# Exercise brief
Please copy out the entries below word for word, keeping every line unchanged.

********************

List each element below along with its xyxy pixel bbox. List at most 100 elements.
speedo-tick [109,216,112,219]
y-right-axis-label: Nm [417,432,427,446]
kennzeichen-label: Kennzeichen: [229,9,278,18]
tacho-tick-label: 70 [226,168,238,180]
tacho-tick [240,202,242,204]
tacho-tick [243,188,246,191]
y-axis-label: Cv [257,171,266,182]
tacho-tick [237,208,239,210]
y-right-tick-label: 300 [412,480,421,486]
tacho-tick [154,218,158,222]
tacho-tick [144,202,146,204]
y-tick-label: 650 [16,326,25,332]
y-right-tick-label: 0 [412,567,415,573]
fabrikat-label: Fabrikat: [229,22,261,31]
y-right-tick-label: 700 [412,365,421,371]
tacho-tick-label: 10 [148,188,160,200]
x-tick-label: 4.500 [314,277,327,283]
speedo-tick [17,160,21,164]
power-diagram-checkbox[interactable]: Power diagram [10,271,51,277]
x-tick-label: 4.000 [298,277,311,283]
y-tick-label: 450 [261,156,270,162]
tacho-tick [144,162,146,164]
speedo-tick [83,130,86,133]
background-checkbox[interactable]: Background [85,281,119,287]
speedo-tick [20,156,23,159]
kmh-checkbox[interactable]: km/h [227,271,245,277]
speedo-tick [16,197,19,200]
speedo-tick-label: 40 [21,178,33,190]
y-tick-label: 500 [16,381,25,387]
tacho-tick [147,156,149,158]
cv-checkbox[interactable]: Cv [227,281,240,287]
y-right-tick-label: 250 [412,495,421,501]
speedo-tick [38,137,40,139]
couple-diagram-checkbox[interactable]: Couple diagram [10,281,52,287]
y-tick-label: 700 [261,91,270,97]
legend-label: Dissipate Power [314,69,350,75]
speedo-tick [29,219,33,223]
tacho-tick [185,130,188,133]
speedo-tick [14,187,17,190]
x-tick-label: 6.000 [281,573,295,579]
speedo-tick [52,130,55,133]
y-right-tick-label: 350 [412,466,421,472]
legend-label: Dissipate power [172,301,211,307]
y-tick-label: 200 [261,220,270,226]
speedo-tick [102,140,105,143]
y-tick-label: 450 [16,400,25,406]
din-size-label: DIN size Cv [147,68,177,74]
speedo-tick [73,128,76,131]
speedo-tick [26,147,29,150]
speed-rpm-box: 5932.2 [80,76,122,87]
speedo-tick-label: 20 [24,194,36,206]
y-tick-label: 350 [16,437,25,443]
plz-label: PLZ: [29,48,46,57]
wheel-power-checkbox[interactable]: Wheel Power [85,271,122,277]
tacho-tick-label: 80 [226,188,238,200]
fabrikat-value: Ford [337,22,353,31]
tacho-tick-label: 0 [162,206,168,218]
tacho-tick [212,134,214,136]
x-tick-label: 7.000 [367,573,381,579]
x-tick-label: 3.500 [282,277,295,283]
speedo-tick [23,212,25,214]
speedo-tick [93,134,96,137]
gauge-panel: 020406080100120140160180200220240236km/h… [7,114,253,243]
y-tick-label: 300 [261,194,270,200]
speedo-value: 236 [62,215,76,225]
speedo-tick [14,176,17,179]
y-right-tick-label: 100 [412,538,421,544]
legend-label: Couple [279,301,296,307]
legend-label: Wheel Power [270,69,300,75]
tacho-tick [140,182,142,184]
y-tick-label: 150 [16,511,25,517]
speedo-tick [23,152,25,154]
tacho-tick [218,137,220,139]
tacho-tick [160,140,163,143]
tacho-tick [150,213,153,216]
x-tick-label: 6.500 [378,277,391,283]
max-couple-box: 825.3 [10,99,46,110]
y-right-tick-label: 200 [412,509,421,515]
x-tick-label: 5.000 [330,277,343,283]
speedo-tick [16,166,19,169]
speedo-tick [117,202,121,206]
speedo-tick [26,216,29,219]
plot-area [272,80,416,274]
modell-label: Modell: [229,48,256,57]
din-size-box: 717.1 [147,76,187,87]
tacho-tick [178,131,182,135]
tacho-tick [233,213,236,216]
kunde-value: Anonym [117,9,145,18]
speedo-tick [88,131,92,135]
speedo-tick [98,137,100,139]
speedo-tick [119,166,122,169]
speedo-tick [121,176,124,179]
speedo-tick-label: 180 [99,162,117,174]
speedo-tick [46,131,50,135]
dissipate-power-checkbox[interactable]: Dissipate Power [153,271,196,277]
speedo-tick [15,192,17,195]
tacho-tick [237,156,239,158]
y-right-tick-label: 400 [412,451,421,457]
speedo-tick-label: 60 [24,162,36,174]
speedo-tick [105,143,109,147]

********************

# Problem solution
List each element below along with its xyxy pixel bbox. List at most 100 elements.
speedo-tick [109,216,112,219]
y-right-axis-label: Nm [417,432,427,446]
kennzeichen-label: Kennzeichen: [229,9,278,18]
tacho-tick-label: 70 [226,168,238,180]
tacho-tick [240,202,242,204]
tacho-tick [243,188,246,191]
y-axis-label: Cv [257,171,266,182]
tacho-tick [237,208,239,210]
y-right-tick-label: 300 [412,480,421,486]
tacho-tick [154,218,158,222]
tacho-tick [144,202,146,204]
y-tick-label: 650 [16,326,25,332]
y-right-tick-label: 0 [412,567,415,573]
fabrikat-label: Fabrikat: [229,22,261,31]
y-right-tick-label: 700 [412,365,421,371]
tacho-tick-label: 10 [148,188,160,200]
x-tick-label: 4.500 [314,277,327,283]
speedo-tick [17,160,21,164]
power-diagram-checkbox[interactable]: Power diagram [10,271,51,277]
x-tick-label: 4.000 [298,277,311,283]
y-tick-label: 450 [261,156,270,162]
tacho-tick [144,162,146,164]
speedo-tick [83,130,86,133]
background-checkbox[interactable]: Background [85,281,119,287]
speedo-tick [20,156,23,159]
kmh-checkbox[interactable]: km/h [227,271,245,277]
speedo-tick [16,197,19,200]
speedo-tick-label: 40 [21,178,33,190]
y-tick-label: 500 [16,381,25,387]
tacho-tick [147,156,149,158]
cv-checkbox[interactable]: Cv [227,281,240,287]
y-right-tick-label: 250 [412,495,421,501]
speedo-tick [38,137,40,139]
couple-diagram-checkbox[interactable]: Couple diagram [10,281,52,287]
y-tick-label: 700 [261,91,270,97]
legend-label: Dissipate Power [314,69,350,75]
speedo-tick [29,219,33,223]
tacho-tick [185,130,188,133]
speedo-tick [14,187,17,190]
x-tick-label: 6.000 [281,573,295,579]
speedo-tick [52,130,55,133]
y-right-tick-label: 350 [412,466,421,472]
legend-label: Dissipate power [172,301,211,307]
y-tick-label: 200 [261,220,270,226]
speedo-tick [102,140,105,143]
y-tick-label: 450 [16,400,25,406]
din-size-label: DIN size Cv [147,68,177,74]
speedo-tick [73,128,76,131]
speedo-tick [26,147,29,150]
speed-rpm-box: 5932.2 [80,76,122,87]
speedo-tick-label: 20 [24,194,36,206]
y-tick-label: 350 [16,437,25,443]
plz-label: PLZ: [29,48,46,57]
wheel-power-checkbox[interactable]: Wheel Power [85,271,122,277]
tacho-tick-label: 80 [226,188,238,200]
fabrikat-value: Ford [337,22,353,31]
tacho-tick-label: 0 [162,206,168,218]
tacho-tick [212,134,214,136]
x-tick-label: 7.000 [367,573,381,579]
x-tick-label: 3.500 [282,277,295,283]
speedo-tick [23,212,25,214]
speedo-tick [93,134,96,137]
gauge-panel: 020406080100120140160180200220240236km/h… [7,114,253,243]
y-tick-label: 300 [261,194,270,200]
speedo-value: 236 [62,215,76,225]
speedo-tick [14,176,17,179]
y-right-tick-label: 100 [412,538,421,544]
legend-label: Couple [279,301,296,307]
legend-label: Wheel Power [270,69,300,75]
tacho-tick [140,182,142,184]
y-tick-label: 150 [16,511,25,517]
speedo-tick [23,152,25,154]
tacho-tick [218,137,220,139]
tacho-tick [160,140,163,143]
tacho-tick [150,213,153,216]
x-tick-label: 6.500 [378,277,391,283]
max-couple-box: 825.3 [10,99,46,110]
y-right-tick-label: 200 [412,509,421,515]
x-tick-label: 5.000 [330,277,343,283]
speedo-tick [16,166,19,169]
speedo-tick [117,202,121,206]
speedo-tick [26,216,29,219]
plot-area [272,80,416,274]
modell-label: Modell: [229,48,256,57]
din-size-box: 717.1 [147,76,187,87]
tacho-tick [178,131,182,135]
tacho-tick [233,213,236,216]
kunde-value: Anonym [117,9,145,18]
speedo-tick [88,131,92,135]
speedo-tick [98,137,100,139]
speedo-tick [119,166,122,169]
speedo-tick [121,176,124,179]
speedo-tick-label: 180 [99,162,117,174]
speedo-tick [46,131,50,135]
dissipate-power-checkbox[interactable]: Dissipate Power [153,271,196,277]
speedo-tick [15,192,17,195]
tacho-tick [237,156,239,158]
y-right-tick-label: 400 [412,451,421,457]
speedo-tick-label: 60 [24,162,36,174]
speedo-tick [105,143,109,147]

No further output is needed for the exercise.